### DIRECTION
From the entries below, copy every line where the string "JSON" appears.

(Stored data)
====

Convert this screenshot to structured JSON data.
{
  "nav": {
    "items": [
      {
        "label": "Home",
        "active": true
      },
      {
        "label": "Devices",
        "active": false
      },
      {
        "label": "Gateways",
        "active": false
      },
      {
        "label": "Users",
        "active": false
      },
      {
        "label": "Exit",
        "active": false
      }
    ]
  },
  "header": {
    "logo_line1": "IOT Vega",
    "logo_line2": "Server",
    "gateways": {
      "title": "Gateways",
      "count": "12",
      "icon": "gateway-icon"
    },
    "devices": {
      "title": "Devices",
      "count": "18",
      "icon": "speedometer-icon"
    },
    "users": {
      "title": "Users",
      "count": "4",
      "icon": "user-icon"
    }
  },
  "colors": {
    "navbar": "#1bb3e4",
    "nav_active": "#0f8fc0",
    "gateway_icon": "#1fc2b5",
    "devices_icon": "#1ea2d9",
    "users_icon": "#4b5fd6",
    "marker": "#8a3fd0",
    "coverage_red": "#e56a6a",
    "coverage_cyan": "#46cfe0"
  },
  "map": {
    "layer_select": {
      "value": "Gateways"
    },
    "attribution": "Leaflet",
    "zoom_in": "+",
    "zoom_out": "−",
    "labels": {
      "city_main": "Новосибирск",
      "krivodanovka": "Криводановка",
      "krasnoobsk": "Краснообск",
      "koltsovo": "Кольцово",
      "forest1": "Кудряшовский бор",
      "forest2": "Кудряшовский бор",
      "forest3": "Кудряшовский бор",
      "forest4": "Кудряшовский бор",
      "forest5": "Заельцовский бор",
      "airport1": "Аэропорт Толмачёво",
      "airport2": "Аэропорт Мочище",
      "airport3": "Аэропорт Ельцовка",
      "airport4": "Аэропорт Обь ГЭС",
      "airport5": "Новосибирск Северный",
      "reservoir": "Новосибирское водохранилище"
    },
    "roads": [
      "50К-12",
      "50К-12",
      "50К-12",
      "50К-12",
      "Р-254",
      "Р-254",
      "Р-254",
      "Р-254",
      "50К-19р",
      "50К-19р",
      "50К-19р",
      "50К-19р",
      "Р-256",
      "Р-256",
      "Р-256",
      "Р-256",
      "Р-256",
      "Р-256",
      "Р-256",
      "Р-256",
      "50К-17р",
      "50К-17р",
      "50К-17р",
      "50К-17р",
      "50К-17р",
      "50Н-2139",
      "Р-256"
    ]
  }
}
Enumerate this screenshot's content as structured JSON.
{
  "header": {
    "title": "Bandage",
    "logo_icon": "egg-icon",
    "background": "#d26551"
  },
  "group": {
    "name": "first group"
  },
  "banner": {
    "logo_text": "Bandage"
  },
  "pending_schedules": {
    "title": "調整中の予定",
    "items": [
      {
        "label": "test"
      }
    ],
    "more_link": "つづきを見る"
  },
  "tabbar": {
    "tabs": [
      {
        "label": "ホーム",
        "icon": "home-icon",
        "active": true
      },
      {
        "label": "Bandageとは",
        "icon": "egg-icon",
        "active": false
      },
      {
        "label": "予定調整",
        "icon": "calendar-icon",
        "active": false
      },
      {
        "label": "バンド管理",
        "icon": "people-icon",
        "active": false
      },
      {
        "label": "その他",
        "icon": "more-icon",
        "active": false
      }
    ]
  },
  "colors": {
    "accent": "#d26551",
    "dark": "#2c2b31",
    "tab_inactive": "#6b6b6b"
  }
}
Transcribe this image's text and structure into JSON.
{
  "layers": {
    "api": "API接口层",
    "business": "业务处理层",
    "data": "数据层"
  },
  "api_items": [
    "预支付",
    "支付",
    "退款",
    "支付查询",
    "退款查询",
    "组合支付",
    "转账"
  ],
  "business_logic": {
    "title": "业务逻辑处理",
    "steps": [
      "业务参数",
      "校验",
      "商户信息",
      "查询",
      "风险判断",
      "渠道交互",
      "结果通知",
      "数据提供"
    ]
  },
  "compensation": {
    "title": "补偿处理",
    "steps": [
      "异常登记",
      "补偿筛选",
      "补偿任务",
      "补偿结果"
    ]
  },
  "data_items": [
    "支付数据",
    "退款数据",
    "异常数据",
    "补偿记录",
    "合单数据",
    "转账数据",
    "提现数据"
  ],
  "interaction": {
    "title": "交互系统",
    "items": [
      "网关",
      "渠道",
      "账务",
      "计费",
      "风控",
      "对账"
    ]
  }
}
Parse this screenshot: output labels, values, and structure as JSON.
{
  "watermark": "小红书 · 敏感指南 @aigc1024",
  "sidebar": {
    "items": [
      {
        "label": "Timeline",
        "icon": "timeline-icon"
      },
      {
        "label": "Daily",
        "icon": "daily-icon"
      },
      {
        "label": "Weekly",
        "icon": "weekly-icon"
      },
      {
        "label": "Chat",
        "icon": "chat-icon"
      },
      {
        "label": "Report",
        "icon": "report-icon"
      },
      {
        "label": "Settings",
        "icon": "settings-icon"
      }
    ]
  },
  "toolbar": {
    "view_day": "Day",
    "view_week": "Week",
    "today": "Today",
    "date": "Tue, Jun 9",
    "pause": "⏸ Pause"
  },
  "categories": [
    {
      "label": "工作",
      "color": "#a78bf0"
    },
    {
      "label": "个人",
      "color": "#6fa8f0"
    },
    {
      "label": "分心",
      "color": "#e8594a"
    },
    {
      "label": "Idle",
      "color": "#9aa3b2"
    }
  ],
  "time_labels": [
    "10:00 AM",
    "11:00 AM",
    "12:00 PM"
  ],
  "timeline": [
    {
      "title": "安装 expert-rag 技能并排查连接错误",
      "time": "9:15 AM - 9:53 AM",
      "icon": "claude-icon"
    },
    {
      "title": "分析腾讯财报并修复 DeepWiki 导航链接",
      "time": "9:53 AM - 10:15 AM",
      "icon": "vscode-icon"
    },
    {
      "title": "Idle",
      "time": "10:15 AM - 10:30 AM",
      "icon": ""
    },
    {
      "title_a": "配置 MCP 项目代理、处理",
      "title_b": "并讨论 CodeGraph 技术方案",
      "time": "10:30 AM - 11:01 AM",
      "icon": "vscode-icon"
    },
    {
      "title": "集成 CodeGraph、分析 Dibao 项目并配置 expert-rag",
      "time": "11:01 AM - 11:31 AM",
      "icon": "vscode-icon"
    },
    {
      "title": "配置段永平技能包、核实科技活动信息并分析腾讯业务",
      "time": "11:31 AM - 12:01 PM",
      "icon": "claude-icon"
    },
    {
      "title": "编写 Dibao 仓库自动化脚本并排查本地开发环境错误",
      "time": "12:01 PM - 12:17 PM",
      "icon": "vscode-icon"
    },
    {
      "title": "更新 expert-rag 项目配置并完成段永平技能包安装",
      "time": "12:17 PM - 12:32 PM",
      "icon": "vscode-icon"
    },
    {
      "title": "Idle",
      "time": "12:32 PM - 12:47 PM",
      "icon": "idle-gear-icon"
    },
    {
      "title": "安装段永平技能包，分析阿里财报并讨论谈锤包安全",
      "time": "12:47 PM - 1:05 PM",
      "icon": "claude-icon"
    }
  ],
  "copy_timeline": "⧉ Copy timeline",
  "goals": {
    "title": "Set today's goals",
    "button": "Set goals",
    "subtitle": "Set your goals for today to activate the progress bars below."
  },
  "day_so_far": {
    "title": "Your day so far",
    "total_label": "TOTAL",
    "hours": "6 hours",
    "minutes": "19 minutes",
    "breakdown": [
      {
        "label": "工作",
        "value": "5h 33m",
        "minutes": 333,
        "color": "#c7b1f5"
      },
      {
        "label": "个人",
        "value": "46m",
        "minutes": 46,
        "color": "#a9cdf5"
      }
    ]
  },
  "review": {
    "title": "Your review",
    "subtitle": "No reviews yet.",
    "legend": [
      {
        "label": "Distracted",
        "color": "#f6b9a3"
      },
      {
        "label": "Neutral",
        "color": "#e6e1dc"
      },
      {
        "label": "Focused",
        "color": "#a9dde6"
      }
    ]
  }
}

====

### SOLUTION TO THE EXERCISE
Convert this screenshot to structured JSON data.
Enumerate this screenshot's content as structured JSON.
Transcribe this image's text and structure into JSON.
Parse this screenshot: output labels, values, and structure as JSON.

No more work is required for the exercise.